The input -
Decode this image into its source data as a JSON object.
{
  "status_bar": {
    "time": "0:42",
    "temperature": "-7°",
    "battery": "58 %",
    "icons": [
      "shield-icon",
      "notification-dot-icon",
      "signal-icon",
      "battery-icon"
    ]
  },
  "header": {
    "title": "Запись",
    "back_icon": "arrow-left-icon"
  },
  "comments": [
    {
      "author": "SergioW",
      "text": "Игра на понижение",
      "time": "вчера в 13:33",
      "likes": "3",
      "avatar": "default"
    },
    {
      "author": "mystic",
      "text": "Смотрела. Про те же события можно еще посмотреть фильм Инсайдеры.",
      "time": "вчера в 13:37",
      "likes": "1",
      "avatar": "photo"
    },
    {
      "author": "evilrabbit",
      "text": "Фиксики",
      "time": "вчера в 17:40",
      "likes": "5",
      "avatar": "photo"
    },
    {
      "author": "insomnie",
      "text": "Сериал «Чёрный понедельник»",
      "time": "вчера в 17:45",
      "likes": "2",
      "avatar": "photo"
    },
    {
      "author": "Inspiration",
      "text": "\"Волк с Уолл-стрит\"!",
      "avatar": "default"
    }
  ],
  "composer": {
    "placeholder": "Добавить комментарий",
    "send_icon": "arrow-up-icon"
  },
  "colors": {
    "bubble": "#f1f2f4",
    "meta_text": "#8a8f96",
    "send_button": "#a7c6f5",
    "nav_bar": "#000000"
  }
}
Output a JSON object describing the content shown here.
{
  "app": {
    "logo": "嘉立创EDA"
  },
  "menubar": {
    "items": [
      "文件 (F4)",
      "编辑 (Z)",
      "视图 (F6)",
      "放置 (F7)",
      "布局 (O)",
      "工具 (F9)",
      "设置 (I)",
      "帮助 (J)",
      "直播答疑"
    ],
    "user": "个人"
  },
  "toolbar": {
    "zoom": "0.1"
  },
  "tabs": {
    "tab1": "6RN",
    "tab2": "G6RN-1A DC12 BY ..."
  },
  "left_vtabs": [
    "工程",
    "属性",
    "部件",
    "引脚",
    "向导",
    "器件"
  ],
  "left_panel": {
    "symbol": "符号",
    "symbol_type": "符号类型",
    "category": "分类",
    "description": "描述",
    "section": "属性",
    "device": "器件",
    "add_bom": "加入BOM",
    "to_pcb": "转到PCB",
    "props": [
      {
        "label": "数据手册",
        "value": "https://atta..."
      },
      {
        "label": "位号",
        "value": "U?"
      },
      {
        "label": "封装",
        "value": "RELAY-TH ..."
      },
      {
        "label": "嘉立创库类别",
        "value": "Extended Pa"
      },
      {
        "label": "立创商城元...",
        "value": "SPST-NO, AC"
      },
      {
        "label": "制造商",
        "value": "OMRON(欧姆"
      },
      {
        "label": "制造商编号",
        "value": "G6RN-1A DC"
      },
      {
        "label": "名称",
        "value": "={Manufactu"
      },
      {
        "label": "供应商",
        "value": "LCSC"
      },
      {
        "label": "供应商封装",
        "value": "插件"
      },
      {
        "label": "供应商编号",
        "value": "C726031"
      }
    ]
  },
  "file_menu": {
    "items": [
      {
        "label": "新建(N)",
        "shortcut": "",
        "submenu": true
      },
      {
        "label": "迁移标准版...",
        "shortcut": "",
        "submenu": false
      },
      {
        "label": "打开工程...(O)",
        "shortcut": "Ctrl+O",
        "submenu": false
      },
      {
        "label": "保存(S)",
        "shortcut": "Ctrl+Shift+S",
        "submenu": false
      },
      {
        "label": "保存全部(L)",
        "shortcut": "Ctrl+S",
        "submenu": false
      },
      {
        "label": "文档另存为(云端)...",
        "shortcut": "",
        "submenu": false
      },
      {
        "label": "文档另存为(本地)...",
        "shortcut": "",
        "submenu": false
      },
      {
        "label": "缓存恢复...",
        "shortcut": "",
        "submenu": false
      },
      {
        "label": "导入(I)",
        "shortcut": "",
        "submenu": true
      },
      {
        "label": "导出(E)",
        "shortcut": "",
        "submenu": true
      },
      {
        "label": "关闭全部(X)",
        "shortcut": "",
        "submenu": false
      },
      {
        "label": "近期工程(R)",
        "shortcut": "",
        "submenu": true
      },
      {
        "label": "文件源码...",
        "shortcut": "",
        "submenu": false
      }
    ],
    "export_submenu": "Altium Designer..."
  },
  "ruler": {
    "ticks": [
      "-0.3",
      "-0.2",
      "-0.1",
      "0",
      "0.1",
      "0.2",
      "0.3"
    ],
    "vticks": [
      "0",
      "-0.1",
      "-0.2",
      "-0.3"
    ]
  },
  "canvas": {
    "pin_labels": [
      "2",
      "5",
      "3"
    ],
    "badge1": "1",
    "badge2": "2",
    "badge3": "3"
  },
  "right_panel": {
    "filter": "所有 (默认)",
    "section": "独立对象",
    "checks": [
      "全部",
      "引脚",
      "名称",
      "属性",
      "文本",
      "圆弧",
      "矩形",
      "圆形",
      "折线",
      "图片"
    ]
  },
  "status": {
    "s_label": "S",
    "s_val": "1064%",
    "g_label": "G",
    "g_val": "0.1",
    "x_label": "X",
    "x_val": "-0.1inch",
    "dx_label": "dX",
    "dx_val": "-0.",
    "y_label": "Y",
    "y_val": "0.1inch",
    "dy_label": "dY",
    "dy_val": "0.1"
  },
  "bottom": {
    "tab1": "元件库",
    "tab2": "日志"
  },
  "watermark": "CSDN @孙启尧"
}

Work required -
Using the records above, pull out each line where the word "time" occurs.

Reply -
    "time": "0:42",
      "time": "вчера в 13:33",
      "time": "вчера в 13:37",
      "time": "вчера в 17:40",
      "time": "вчера в 17:45",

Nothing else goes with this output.